INFORMATION PROVIDED
• • • • •

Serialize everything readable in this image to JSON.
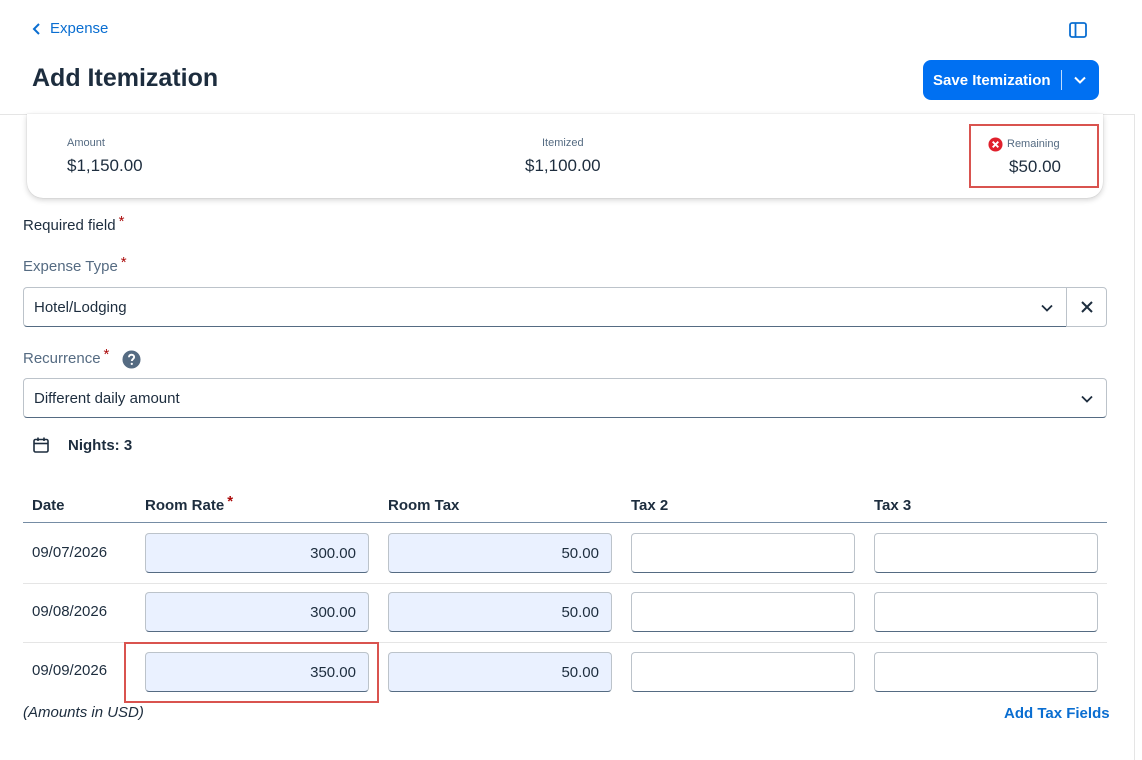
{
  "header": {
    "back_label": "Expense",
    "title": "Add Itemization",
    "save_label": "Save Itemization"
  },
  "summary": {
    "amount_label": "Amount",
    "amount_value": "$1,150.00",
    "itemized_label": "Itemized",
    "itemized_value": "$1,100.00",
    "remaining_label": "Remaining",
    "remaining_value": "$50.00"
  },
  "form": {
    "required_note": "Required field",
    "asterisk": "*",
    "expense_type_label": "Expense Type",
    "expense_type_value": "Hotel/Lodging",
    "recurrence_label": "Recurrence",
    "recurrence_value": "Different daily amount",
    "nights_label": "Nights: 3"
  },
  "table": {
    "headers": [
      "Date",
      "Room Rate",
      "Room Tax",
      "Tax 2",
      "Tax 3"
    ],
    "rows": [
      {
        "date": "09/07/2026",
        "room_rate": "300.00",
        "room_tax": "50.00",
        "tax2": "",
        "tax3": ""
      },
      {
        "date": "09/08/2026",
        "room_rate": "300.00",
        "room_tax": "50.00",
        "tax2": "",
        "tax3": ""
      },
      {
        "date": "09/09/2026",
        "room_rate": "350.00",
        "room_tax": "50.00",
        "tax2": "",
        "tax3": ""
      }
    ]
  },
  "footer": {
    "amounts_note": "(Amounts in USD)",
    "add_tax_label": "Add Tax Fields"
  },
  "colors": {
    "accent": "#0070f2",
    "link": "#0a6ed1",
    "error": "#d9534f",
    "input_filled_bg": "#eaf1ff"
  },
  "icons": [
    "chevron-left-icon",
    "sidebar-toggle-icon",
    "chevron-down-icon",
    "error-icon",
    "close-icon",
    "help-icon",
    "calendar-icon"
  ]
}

• • • • •

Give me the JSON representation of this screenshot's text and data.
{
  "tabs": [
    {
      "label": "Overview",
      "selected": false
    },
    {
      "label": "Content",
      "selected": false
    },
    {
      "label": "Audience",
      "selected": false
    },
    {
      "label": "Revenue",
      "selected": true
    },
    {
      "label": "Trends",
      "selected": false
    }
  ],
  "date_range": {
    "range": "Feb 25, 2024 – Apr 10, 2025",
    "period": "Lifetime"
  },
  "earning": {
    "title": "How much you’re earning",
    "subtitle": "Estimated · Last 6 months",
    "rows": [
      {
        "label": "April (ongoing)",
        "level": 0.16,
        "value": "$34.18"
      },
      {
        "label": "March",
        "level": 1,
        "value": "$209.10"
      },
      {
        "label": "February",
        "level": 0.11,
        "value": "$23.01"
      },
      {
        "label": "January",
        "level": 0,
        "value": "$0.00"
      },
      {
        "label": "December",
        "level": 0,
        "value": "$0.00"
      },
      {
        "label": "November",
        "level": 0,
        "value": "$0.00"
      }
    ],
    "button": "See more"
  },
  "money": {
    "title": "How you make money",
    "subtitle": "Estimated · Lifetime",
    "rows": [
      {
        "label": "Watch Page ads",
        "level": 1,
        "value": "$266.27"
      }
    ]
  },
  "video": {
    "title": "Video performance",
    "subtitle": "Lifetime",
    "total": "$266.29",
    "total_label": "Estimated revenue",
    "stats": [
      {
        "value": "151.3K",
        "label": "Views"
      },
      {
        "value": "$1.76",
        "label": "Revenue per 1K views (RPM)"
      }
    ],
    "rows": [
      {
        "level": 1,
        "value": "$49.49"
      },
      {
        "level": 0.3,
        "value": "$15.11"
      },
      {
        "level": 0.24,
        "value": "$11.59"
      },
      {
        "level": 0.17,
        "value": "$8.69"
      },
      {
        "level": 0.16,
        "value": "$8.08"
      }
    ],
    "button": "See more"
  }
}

• • • • •

WORK TO BE COMPLETED
In the records above, find the lines containing "earning" and copy them.

SOLUTION
  "earning": {
    "title": "How much you’re earning",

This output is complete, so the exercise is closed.